Required task.
Transcribe the material in full. Nothing should differ except that the pictures are left out.
▼
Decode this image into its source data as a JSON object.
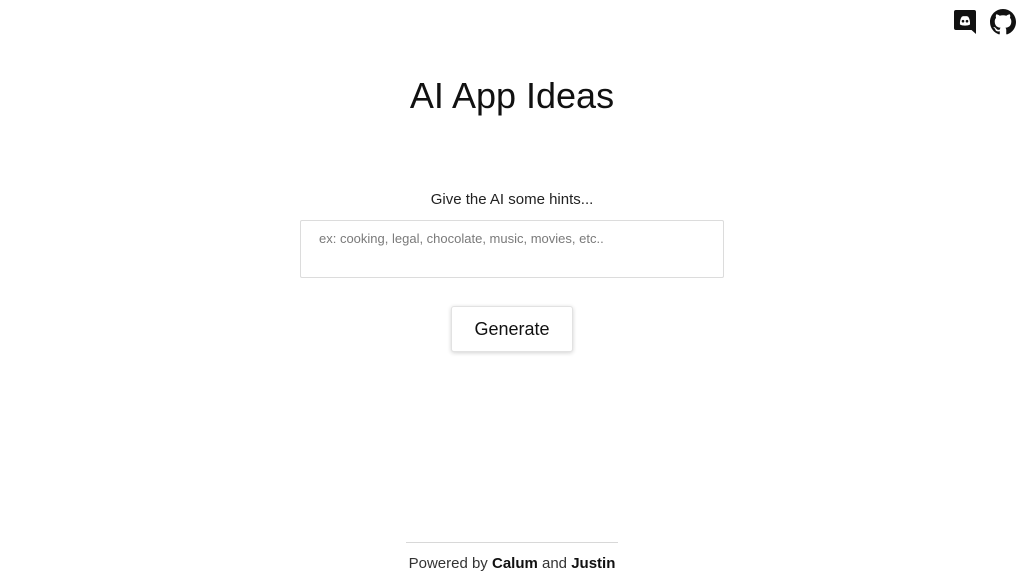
{
  "header": {
    "title": "AI App Ideas",
    "icons": [
      {
        "name": "discord-icon",
        "color": "#111111"
      },
      {
        "name": "github-icon",
        "color": "#111111"
      }
    ]
  },
  "form": {
    "label": "Give the AI some hints...",
    "input_placeholder": "ex: cooking, legal, chocolate, music, movies, etc..",
    "input_value": "",
    "generate_label": "Generate"
  },
  "footer": {
    "prefix": "Powered by",
    "author1": "Calum",
    "conjunction": "and",
    "author2": "Justin"
  }
}
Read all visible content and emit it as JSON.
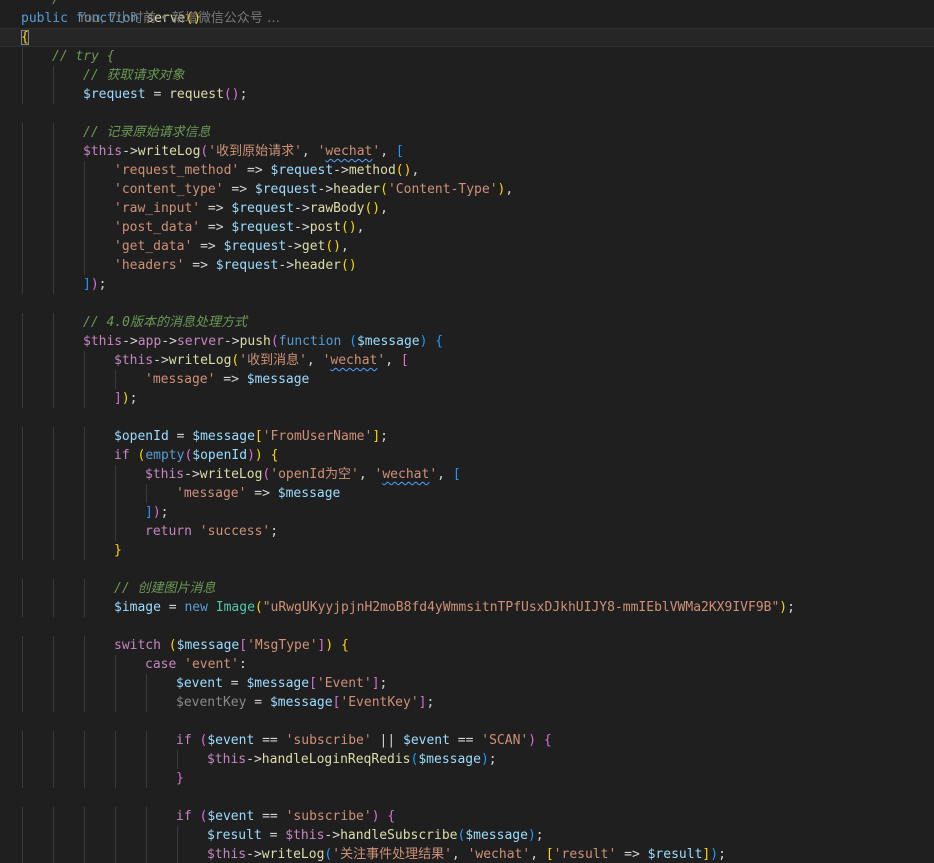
▲
Task output.
Decode this image into its source data as a JSON object.
{
  "header": {
    "title": "AI App Ideas",
    "icons": [
      {
        "name": "discord-icon",
        "color": "#111111"
      },
      {
        "name": "github-icon",
        "color": "#111111"
      }
    ]
  },
  "form": {
    "label": "Give the AI some hints...",
    "input_placeholder": "ex: cooking, legal, chocolate, music, movies, etc..",
    "input_value": "",
    "generate_label": "Generate"
  },
  "footer": {
    "prefix": "Powered by",
    "author1": "Calum",
    "conjunction": "and",
    "author2": "Justin"
  }
}
Read all visible content and emit it as JSON.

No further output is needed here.